-- DATA SUPPLIED start --

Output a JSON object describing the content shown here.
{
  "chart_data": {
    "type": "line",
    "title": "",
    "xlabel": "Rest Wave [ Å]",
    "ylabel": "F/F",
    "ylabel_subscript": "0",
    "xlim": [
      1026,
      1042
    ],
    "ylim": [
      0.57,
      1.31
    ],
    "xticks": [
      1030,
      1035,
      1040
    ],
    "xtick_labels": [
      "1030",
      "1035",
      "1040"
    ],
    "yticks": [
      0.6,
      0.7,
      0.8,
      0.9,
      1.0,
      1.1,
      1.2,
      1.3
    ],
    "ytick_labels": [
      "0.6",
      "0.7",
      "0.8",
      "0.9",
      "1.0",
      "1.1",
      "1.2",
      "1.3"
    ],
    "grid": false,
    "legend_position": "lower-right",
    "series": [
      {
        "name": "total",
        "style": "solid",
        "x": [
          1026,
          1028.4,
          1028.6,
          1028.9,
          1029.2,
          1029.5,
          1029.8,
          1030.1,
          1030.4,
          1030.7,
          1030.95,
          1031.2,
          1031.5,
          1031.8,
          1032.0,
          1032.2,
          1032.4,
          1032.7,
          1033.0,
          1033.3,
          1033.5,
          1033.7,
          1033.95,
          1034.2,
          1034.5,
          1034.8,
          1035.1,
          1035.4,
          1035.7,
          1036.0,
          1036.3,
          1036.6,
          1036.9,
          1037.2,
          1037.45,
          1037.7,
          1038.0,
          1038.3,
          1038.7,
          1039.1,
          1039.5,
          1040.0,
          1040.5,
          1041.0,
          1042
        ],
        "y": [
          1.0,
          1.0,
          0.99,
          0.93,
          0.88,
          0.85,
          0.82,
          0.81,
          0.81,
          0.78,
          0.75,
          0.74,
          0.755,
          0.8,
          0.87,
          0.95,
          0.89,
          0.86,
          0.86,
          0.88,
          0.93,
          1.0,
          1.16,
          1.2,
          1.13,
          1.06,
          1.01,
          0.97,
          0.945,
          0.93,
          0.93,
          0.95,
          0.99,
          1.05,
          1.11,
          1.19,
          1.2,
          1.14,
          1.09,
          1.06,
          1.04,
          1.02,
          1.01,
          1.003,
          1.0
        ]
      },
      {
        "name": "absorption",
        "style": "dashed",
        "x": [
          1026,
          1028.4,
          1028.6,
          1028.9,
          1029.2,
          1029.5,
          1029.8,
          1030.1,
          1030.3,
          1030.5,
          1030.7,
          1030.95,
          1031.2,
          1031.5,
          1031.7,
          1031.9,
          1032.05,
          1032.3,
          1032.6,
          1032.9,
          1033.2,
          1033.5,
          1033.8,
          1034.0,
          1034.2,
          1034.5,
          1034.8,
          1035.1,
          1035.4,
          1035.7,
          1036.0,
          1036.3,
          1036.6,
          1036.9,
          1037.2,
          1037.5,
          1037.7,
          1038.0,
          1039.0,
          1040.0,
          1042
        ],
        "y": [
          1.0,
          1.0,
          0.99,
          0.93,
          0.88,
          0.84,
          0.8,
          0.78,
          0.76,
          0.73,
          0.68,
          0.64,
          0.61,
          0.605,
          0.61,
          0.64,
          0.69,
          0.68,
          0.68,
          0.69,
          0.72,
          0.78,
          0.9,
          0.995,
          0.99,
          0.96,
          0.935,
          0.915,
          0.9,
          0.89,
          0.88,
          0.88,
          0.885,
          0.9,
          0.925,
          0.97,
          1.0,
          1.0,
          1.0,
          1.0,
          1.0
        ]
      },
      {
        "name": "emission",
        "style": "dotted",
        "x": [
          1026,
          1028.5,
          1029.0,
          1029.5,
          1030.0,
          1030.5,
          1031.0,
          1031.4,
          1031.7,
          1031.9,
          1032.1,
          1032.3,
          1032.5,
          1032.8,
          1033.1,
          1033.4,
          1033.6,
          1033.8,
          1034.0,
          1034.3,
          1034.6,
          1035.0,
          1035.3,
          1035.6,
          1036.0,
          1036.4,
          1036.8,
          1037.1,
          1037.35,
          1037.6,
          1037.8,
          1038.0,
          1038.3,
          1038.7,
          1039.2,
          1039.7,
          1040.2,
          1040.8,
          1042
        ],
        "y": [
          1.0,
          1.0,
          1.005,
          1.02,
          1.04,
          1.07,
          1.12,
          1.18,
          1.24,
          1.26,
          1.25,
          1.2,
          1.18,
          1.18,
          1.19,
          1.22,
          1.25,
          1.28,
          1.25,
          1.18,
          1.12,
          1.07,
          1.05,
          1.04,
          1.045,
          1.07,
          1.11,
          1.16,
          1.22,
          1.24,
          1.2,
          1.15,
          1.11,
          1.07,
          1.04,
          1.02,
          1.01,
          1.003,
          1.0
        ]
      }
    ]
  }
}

-- DATA SUPPLIED end --

**REQUIREMENT**
Return all of the above records exactly, leaving no line out.

**WRITTEN RESPONSE**
Output a JSON object describing the content shown here.
{
  "chart_data": {
    "type": "line",
    "title": "",
    "xlabel": "Rest Wave [ Å]",
    "ylabel": "F/F",
    "ylabel_subscript": "0",
    "xlim": [
      1026,
      1042
    ],
    "ylim": [
      0.57,
      1.31
    ],
    "xticks": [
      1030,
      1035,
      1040
    ],
    "xtick_labels": [
      "1030",
      "1035",
      "1040"
    ],
    "yticks": [
      0.6,
      0.7,
      0.8,
      0.9,
      1.0,
      1.1,
      1.2,
      1.3
    ],
    "ytick_labels": [
      "0.6",
      "0.7",
      "0.8",
      "0.9",
      "1.0",
      "1.1",
      "1.2",
      "1.3"
    ],
    "grid": false,
    "legend_position": "lower-right",
    "series": [
      {
        "name": "total",
        "style": "solid",
        "x": [
          1026,
          1028.4,
          1028.6,
          1028.9,
          1029.2,
          1029.5,
          1029.8,
          1030.1,
          1030.4,
          1030.7,
          1030.95,
          1031.2,
          1031.5,
          1031.8,
          1032.0,
          1032.2,
          1032.4,
          1032.7,
          1033.0,
          1033.3,
          1033.5,
          1033.7,
          1033.95,
          1034.2,
          1034.5,
          1034.8,
          1035.1,
          1035.4,
          1035.7,
          1036.0,
          1036.3,
          1036.6,
          1036.9,
          1037.2,
          1037.45,
          1037.7,
          1038.0,
          1038.3,
          1038.7,
          1039.1,
          1039.5,
          1040.0,
          1040.5,
          1041.0,
          1042
        ],
        "y": [
          1.0,
          1.0,
          0.99,
          0.93,
          0.88,
          0.85,
          0.82,
          0.81,
          0.81,
          0.78,
          0.75,
          0.74,
          0.755,
          0.8,
          0.87,
          0.95,
          0.89,
          0.86,
          0.86,
          0.88,
          0.93,
          1.0,
          1.16,
          1.2,
          1.13,
          1.06,
          1.01,
          0.97,
          0.945,
          0.93,
          0.93,
          0.95,
          0.99,
          1.05,
          1.11,
          1.19,
          1.2,
          1.14,
          1.09,
          1.06,
          1.04,
          1.02,
          1.01,
          1.003,
          1.0
        ]
      },
      {
        "name": "absorption",
        "style": "dashed",
        "x": [
          1026,
          1028.4,
          1028.6,
          1028.9,
          1029.2,
          1029.5,
          1029.8,
          1030.1,
          1030.3,
          1030.5,
          1030.7,
          1030.95,
          1031.2,
          1031.5,
          1031.7,
          1031.9,
          1032.05,
          1032.3,
          1032.6,
          1032.9,
          1033.2,
          1033.5,
          1033.8,
          1034.0,
          1034.2,
          1034.5,
          1034.8,
          1035.1,
          1035.4,
          1035.7,
          1036.0,
          1036.3,
          1036.6,
          1036.9,
          1037.2,
          1037.5,
          1037.7,
          1038.0,
          1039.0,
          1040.0,
          1042
        ],
        "y": [
          1.0,
          1.0,
          0.99,
          0.93,
          0.88,
          0.84,
          0.8,
          0.78,
          0.76,
          0.73,
          0.68,
          0.64,
          0.61,
          0.605,
          0.61,
          0.64,
          0.69,
          0.68,
          0.68,
          0.69,
          0.72,
          0.78,
          0.9,
          0.995,
          0.99,
          0.96,
          0.935,
          0.915,
          0.9,
          0.89,
          0.88,
          0.88,
          0.885,
          0.9,
          0.925,
          0.97,
          1.0,
          1.0,
          1.0,
          1.0,
          1.0
        ]
      },
      {
        "name": "emission",
        "style": "dotted",
        "x": [
          1026,
          1028.5,
          1029.0,
          1029.5,
          1030.0,
          1030.5,
          1031.0,
          1031.4,
          1031.7,
          1031.9,
          1032.1,
          1032.3,
          1032.5,
          1032.8,
          1033.1,
          1033.4,
          1033.6,
          1033.8,
          1034.0,
          1034.3,
          1034.6,
          1035.0,
          1035.3,
          1035.6,
          1036.0,
          1036.4,
          1036.8,
          1037.1,
          1037.35,
          1037.6,
          1037.8,
          1038.0,
          1038.3,
          1038.7,
          1039.2,
          1039.7,
          1040.2,
          1040.8,
          1042
        ],
        "y": [
          1.0,
          1.0,
          1.005,
          1.02,
          1.04,
          1.07,
          1.12,
          1.18,
          1.24,
          1.26,
          1.25,
          1.2,
          1.18,
          1.18,
          1.19,
          1.22,
          1.25,
          1.28,
          1.25,
          1.18,
          1.12,
          1.07,
          1.05,
          1.04,
          1.045,
          1.07,
          1.11,
          1.16,
          1.22,
          1.24,
          1.2,
          1.15,
          1.11,
          1.07,
          1.04,
          1.02,
          1.01,
          1.003,
          1.0
        ]
      }
    ]
  }
}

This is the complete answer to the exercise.